◆ **INSTRUCTIONS FOR THE TASK**: Filter the records for lines holding the string "this".

Data items

####

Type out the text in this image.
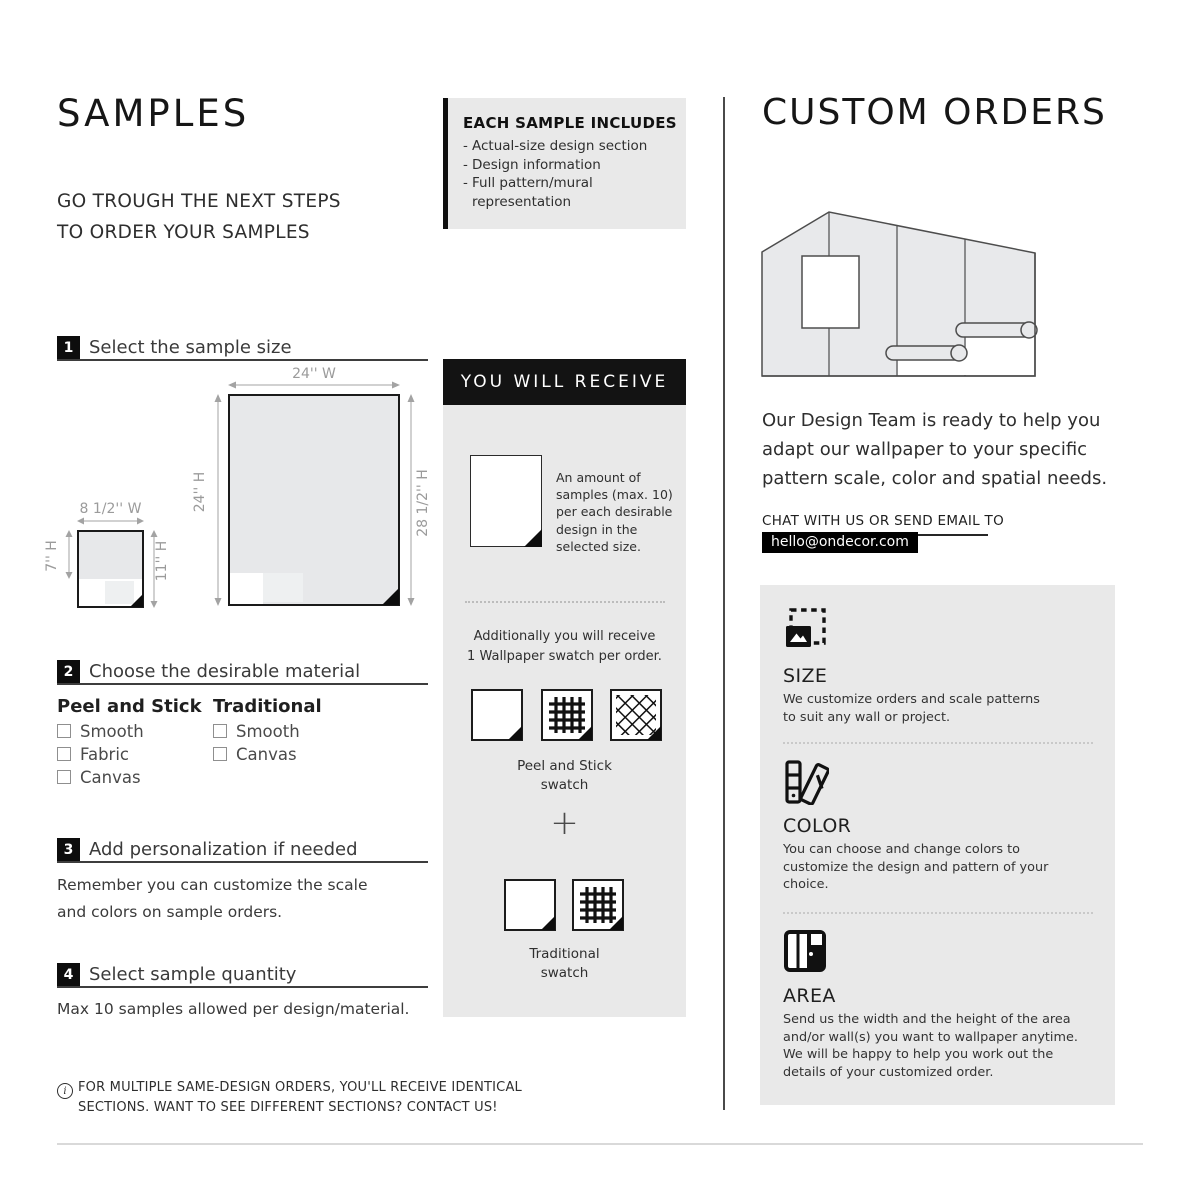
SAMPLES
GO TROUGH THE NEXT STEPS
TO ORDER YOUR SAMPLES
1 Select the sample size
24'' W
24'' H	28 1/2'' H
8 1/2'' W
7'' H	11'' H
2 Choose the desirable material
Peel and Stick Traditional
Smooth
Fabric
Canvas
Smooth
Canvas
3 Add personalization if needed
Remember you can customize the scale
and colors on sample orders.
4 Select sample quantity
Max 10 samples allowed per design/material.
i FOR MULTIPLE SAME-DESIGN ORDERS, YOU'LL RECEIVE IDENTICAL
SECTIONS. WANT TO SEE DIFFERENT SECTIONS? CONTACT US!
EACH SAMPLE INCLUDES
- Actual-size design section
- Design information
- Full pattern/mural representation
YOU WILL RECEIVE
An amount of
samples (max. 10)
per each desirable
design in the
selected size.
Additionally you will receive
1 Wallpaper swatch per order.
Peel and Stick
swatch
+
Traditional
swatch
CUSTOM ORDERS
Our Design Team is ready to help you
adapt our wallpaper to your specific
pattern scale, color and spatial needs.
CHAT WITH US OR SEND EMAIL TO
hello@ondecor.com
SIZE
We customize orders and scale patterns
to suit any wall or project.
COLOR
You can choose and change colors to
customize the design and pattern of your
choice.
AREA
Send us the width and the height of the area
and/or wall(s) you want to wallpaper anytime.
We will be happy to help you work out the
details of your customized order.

####

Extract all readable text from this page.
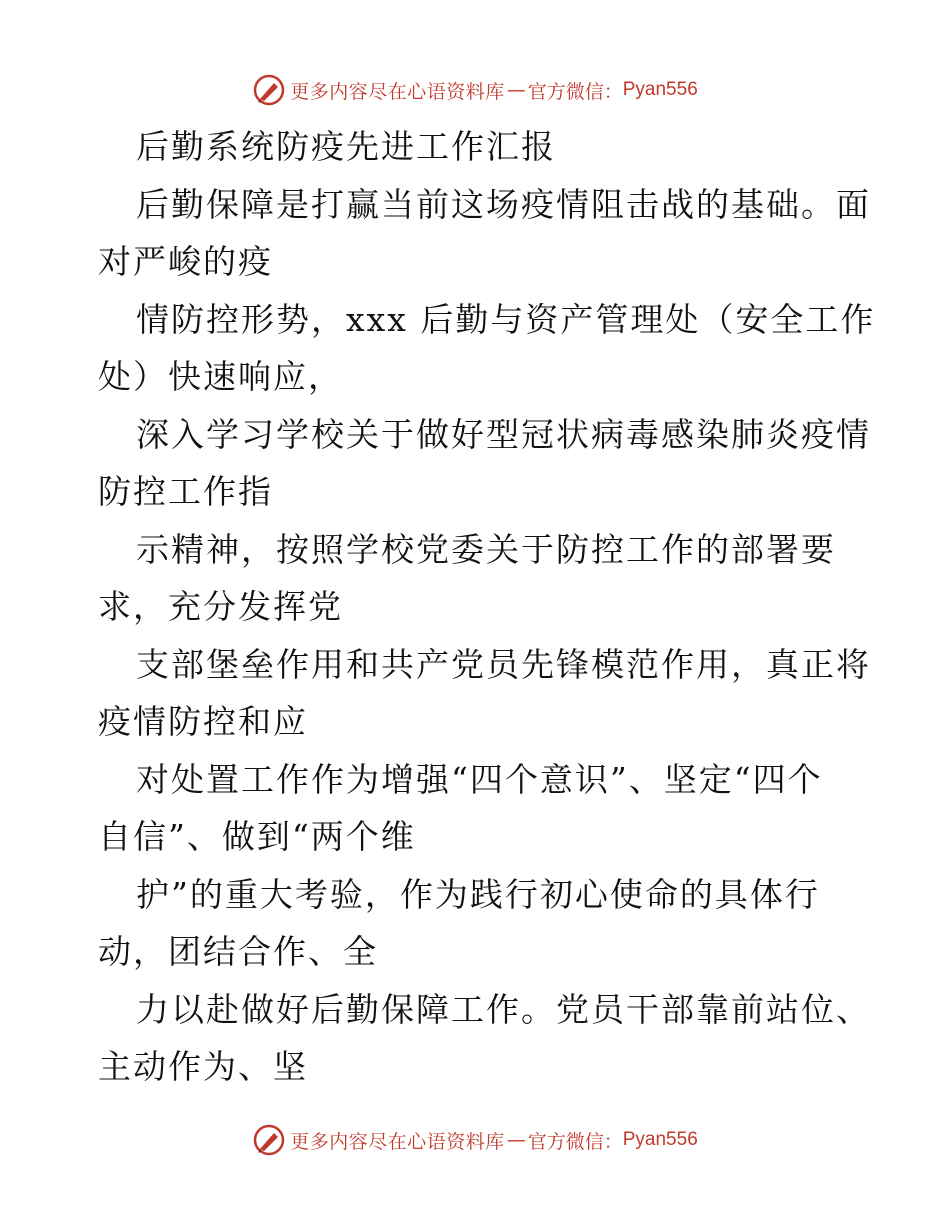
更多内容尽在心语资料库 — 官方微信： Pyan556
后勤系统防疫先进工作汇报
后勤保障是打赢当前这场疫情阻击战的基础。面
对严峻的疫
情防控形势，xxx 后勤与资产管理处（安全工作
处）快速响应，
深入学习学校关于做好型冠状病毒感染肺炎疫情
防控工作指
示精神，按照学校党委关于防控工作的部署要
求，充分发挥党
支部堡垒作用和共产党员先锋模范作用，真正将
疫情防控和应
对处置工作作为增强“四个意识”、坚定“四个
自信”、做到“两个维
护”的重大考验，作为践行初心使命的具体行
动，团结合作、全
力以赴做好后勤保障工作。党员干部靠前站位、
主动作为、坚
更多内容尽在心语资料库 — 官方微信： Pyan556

####

◆ **WRITTEN REPLY**:
Type out the text in this image.
Extract all readable text from this page.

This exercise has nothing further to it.